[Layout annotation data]
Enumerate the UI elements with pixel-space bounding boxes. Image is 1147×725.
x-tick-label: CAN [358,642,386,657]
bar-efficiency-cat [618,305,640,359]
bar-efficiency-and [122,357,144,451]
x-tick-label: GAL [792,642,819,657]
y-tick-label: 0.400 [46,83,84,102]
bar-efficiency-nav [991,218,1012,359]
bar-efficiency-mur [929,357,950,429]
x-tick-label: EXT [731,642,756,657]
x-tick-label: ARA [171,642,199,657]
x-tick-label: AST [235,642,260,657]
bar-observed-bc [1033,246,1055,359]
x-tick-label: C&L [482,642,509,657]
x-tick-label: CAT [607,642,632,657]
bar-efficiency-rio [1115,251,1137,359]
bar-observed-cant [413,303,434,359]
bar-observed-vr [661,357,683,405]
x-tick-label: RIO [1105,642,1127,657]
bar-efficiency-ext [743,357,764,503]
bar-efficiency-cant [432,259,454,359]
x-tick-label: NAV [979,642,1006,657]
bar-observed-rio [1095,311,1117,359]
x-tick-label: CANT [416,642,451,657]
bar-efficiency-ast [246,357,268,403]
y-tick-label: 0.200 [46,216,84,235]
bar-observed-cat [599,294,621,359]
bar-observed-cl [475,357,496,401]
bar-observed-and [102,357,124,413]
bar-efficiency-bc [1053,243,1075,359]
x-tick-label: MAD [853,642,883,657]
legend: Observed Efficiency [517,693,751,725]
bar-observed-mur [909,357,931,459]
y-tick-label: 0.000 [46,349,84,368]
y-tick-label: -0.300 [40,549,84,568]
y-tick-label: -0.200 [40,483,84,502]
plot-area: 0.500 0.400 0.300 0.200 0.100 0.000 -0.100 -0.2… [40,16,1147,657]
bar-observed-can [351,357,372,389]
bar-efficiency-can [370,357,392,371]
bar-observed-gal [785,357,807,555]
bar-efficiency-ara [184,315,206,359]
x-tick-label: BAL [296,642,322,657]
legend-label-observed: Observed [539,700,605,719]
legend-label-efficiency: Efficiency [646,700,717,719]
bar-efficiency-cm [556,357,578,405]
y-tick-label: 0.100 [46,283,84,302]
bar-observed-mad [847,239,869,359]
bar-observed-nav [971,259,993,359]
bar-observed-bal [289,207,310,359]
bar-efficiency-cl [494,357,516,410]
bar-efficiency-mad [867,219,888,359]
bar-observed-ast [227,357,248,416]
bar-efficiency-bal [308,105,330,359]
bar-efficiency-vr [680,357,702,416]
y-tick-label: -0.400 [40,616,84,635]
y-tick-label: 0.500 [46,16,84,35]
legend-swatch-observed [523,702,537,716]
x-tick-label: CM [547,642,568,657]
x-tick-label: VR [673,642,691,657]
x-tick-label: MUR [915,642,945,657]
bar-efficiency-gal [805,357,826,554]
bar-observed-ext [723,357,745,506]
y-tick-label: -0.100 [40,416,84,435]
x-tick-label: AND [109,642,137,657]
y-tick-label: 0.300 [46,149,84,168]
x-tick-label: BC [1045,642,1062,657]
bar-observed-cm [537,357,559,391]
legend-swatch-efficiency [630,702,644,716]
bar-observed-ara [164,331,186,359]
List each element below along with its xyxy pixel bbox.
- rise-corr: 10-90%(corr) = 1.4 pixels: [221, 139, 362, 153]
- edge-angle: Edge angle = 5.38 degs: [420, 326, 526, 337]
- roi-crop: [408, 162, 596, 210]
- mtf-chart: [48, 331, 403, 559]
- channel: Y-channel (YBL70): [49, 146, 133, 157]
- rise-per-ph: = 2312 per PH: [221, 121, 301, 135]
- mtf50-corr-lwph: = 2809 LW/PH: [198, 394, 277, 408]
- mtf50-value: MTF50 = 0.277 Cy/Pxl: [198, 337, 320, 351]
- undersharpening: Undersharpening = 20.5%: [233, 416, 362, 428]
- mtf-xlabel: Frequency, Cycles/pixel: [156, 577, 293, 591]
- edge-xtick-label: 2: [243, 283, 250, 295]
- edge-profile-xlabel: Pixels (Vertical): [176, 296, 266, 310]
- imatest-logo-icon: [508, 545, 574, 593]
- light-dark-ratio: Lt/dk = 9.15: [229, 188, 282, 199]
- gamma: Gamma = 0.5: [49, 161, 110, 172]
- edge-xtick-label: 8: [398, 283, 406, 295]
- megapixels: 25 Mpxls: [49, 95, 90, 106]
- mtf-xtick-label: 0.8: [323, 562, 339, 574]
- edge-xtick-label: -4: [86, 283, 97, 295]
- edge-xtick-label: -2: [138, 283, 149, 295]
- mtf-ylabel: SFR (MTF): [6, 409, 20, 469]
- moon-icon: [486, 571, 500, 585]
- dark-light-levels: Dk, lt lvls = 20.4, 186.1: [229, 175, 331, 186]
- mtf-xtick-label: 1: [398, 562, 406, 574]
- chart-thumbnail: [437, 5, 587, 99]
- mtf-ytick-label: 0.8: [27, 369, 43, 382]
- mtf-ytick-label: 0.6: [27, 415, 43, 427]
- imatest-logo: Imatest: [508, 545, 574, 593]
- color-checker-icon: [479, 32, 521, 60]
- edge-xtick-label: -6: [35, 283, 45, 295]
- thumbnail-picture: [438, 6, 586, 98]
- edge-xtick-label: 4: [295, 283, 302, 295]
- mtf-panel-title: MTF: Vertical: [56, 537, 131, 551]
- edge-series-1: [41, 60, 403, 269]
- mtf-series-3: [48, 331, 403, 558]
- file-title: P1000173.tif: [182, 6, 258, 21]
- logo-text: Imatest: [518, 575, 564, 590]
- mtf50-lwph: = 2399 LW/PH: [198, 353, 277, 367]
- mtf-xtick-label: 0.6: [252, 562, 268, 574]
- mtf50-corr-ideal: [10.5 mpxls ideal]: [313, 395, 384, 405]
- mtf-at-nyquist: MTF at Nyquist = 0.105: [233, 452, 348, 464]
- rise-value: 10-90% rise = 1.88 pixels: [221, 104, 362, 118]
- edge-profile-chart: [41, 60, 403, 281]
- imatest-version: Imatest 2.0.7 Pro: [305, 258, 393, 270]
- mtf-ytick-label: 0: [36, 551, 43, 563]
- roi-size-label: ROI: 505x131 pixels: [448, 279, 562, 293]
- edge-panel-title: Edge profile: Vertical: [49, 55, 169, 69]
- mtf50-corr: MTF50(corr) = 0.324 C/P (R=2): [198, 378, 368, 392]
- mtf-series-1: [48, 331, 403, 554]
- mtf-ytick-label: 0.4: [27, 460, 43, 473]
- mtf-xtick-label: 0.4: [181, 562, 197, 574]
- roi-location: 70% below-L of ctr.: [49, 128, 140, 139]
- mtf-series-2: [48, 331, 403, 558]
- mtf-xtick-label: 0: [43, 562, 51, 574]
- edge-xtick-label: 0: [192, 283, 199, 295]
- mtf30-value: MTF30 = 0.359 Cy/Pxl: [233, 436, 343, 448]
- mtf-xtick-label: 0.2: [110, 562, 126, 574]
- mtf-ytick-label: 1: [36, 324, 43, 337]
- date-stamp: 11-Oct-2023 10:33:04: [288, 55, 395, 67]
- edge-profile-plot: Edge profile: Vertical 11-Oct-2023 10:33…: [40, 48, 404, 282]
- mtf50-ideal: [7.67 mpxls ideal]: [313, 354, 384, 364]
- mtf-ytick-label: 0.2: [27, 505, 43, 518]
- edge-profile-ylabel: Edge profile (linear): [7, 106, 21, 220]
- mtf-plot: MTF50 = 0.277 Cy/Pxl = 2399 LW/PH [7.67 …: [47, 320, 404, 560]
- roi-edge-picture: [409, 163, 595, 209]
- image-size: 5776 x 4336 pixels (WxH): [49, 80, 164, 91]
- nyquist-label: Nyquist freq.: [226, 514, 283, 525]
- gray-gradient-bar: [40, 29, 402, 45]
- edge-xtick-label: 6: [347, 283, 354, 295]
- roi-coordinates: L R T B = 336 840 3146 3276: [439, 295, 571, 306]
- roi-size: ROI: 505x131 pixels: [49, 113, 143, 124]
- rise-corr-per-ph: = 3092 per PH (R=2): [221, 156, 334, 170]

[EXERCISE] Can you retype, unchanged, every row from the first one through the row containing "bar-efficiency-mur [929,357,950,429]"?

[COMPLETED TASK]
Enumerate the UI elements with pixel-space bounding boxes. Image is 1147×725.
x-tick-label: CAN [358,642,386,657]
bar-efficiency-cat [618,305,640,359]
bar-efficiency-and [122,357,144,451]
x-tick-label: GAL [792,642,819,657]
y-tick-label: 0.400 [46,83,84,102]
bar-efficiency-nav [991,218,1012,359]
bar-efficiency-mur [929,357,950,429]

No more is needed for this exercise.